» Problem statement
Go through the entries below and collect each line with the string "Lucilyn" in it.

☆ ☆ ☆ ☆ ☆ ☆ ☆

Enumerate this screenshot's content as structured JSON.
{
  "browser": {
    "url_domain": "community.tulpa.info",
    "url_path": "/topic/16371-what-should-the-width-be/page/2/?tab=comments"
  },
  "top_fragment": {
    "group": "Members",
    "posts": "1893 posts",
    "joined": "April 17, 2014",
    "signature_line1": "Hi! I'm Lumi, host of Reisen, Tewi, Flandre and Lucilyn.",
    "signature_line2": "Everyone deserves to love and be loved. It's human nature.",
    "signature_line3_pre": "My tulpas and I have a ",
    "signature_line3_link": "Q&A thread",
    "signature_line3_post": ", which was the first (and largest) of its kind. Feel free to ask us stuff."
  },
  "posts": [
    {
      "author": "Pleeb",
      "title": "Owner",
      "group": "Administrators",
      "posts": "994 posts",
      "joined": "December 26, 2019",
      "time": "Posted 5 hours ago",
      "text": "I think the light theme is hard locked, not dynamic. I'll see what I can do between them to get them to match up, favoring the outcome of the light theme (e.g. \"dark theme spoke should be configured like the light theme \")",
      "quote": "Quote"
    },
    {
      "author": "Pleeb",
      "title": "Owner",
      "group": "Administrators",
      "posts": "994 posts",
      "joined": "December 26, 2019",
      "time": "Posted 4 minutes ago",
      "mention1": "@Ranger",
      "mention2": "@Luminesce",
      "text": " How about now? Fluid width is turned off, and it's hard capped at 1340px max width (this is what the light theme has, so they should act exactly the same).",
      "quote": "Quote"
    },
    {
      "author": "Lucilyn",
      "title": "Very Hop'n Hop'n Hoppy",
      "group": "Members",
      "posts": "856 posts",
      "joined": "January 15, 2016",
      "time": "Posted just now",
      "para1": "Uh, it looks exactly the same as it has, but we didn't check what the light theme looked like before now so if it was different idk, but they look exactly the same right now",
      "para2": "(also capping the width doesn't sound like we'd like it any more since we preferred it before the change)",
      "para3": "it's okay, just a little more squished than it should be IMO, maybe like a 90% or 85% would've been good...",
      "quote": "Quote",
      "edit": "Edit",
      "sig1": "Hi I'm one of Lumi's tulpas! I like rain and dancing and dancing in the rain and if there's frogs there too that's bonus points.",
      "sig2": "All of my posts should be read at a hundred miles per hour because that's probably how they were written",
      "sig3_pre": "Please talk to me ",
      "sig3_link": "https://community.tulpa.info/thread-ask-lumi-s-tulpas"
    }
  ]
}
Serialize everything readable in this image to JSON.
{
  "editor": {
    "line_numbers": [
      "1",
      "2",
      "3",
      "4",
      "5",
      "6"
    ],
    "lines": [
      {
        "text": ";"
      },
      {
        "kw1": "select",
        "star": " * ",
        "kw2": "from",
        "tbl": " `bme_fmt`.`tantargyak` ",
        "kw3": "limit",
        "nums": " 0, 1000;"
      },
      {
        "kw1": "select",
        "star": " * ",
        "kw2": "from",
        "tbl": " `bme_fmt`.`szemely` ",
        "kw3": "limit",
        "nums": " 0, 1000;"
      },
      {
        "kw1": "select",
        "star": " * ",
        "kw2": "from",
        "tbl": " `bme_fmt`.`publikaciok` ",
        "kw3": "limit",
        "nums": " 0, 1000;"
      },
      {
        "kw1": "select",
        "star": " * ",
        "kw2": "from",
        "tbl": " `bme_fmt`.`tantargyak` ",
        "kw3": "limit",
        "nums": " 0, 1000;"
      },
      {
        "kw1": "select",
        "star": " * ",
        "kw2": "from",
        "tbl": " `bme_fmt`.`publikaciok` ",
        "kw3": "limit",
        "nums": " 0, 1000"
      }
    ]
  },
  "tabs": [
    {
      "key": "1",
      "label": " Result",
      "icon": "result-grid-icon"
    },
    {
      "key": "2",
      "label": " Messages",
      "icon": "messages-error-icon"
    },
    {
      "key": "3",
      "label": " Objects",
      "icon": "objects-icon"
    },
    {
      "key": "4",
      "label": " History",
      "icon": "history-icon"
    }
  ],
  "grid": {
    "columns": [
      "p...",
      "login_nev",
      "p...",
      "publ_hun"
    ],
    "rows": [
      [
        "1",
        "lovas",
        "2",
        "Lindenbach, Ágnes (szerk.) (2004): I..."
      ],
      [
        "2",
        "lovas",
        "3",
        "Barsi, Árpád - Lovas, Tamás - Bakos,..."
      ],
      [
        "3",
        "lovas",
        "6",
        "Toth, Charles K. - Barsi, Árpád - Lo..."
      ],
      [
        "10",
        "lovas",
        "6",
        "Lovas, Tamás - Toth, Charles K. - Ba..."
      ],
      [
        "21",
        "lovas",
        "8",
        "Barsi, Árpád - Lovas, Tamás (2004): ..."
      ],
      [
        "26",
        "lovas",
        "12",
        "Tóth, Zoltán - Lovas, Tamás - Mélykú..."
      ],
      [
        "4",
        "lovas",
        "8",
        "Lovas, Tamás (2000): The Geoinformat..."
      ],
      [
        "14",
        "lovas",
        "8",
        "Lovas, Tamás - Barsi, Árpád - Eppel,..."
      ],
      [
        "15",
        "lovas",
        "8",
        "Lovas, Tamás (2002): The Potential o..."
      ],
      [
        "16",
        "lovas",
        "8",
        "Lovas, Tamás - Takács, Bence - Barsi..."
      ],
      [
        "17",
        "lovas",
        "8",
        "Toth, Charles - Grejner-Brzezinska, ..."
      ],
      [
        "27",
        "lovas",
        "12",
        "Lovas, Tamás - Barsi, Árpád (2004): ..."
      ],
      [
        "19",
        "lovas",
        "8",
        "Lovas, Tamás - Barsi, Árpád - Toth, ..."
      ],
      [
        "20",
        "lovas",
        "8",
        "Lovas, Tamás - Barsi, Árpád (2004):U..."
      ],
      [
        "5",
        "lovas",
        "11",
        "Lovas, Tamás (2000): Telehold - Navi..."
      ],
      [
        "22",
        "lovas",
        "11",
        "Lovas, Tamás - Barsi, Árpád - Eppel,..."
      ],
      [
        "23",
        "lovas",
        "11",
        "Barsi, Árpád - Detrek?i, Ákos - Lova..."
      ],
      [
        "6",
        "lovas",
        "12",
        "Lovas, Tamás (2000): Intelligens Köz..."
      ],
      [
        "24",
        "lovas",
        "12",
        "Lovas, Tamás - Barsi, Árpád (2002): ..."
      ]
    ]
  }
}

☆ ☆ ☆ ☆ ☆ ☆ ☆

» Response to the exercise
    "signature_line1": "Hi! I'm Lumi, host of Reisen, Tewi, Flandre and Lucilyn.",
      "author": "Lucilyn",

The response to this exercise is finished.